Your objective = What is the number of lines that include the word "ylabel"? Provide only that figure.

Raw records =
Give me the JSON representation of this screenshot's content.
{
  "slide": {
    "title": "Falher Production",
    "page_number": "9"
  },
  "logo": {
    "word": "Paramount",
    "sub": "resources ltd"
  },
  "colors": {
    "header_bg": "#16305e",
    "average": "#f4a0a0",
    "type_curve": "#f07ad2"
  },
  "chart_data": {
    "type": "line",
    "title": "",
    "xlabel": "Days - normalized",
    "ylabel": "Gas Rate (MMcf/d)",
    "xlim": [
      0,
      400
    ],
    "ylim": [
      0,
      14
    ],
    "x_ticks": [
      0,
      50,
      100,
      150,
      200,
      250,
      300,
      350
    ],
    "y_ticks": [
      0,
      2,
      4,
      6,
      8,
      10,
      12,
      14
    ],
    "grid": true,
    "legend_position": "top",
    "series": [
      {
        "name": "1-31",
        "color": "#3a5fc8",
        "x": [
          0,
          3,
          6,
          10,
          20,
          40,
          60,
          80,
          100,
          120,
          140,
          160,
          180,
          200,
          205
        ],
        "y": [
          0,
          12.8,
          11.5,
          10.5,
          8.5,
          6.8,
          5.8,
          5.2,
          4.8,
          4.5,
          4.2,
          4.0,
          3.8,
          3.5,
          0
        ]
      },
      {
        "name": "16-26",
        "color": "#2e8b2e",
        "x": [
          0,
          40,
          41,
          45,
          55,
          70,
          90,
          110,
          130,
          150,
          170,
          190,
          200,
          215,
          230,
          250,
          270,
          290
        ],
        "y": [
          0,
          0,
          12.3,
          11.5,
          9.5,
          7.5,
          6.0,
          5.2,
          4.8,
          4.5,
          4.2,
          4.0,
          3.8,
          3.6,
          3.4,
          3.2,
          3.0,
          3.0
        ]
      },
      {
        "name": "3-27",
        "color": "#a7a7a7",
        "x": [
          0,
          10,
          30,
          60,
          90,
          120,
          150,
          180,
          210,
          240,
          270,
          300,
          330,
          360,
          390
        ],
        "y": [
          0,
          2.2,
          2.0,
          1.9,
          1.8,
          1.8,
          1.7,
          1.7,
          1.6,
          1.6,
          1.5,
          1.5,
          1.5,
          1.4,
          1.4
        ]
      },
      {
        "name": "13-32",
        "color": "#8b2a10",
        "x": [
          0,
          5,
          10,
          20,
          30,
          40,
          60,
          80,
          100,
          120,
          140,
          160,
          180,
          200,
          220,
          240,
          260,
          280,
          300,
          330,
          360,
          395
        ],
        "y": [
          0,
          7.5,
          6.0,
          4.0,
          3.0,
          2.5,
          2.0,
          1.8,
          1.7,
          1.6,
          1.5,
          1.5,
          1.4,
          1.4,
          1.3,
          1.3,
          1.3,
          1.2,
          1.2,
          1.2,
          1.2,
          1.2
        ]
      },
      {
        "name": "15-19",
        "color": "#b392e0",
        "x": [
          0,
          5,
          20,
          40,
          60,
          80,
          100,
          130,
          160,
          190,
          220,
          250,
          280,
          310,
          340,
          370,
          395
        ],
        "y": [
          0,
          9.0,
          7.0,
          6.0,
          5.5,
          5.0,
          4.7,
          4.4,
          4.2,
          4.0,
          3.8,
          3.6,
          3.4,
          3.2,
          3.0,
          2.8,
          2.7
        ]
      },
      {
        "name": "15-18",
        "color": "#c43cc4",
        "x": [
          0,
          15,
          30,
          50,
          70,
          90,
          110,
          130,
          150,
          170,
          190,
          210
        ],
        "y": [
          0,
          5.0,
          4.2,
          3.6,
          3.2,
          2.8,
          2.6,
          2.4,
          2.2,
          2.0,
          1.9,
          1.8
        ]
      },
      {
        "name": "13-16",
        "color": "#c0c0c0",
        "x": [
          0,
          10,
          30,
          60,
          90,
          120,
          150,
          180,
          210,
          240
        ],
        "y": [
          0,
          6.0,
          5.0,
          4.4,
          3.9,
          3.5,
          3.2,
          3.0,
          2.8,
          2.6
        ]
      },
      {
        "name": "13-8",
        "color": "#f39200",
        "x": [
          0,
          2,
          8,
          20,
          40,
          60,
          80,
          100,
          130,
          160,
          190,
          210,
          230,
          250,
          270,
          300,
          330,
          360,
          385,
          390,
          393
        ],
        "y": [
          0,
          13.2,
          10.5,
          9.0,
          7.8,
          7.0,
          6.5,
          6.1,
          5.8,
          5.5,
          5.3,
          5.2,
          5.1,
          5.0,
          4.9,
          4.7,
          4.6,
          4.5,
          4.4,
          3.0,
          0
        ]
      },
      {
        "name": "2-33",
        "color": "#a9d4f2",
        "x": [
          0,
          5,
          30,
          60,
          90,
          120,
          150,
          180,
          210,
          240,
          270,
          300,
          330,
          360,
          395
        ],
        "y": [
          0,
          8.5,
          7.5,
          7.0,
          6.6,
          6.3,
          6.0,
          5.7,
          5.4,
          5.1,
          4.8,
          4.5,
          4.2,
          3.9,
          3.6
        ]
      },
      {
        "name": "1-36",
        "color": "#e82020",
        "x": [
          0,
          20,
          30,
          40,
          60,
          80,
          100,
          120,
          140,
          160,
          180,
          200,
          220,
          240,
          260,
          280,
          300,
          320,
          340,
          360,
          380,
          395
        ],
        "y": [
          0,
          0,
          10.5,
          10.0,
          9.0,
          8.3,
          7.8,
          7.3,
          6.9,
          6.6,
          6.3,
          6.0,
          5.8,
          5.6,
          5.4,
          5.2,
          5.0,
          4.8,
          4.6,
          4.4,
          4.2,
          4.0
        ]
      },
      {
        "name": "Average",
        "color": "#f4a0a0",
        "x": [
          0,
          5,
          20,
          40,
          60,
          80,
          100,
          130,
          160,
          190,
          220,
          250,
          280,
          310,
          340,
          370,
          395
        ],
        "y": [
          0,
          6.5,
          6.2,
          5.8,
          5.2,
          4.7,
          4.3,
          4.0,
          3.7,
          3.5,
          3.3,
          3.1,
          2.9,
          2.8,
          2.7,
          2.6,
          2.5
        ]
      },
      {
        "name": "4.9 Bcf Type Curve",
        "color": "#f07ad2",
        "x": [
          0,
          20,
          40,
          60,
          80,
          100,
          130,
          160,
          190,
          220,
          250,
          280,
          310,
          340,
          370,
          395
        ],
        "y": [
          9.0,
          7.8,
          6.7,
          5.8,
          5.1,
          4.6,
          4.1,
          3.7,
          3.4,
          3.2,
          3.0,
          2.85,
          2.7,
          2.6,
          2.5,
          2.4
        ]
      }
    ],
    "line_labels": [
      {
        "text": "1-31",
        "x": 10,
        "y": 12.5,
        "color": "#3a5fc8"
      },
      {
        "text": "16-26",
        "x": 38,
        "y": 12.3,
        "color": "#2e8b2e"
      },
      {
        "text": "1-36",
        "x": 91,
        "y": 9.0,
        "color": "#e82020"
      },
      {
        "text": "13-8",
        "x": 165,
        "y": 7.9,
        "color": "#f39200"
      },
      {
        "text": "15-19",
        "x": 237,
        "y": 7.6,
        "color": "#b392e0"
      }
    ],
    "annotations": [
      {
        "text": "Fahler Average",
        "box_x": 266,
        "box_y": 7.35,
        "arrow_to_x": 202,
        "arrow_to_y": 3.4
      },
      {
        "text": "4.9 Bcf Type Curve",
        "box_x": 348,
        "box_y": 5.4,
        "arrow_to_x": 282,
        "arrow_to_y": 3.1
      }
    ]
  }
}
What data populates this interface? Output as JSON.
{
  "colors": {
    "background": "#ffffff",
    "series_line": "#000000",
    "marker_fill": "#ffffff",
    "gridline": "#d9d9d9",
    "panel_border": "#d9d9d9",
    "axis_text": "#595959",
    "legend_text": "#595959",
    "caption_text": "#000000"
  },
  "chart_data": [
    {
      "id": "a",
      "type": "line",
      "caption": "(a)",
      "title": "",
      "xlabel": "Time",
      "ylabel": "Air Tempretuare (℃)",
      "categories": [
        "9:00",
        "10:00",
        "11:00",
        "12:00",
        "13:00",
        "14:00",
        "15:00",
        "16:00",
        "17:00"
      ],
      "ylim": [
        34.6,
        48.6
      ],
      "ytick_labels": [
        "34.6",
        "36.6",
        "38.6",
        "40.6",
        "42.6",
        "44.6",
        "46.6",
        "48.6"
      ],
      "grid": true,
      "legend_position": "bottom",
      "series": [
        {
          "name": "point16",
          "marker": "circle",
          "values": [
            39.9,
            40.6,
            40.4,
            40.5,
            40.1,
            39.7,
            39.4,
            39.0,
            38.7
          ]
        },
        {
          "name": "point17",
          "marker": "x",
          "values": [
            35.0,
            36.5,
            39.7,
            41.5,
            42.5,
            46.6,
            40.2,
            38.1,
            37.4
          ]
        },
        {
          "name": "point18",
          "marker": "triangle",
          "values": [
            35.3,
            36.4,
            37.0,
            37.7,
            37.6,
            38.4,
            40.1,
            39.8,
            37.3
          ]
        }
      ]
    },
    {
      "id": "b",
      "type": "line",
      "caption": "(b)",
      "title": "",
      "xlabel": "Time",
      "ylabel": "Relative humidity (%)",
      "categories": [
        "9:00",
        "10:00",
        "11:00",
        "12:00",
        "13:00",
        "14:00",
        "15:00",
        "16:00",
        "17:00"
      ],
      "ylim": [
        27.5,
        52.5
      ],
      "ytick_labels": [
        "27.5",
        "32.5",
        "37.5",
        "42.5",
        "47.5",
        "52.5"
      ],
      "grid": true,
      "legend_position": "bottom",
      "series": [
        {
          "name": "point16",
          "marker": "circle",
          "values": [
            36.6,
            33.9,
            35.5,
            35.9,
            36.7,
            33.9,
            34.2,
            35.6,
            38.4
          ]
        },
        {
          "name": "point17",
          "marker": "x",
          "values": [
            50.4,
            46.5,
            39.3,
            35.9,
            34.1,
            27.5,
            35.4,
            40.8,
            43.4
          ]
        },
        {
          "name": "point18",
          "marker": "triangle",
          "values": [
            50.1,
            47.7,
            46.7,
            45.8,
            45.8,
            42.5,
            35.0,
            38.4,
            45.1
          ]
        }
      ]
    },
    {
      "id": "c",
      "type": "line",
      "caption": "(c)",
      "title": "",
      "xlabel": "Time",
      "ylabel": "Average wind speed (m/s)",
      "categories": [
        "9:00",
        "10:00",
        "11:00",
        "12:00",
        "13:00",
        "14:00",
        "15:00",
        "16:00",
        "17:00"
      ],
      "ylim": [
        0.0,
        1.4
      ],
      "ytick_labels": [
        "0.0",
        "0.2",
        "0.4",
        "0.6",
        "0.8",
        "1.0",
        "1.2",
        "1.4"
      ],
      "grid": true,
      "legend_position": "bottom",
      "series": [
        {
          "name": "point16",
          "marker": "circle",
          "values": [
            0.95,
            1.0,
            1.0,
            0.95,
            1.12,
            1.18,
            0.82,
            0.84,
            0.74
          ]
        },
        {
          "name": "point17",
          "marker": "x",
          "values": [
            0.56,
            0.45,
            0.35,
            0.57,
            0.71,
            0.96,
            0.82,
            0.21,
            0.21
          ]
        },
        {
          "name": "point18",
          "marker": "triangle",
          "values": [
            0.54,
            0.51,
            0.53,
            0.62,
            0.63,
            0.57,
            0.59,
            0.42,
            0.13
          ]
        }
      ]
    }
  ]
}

Answer to the exercise = 4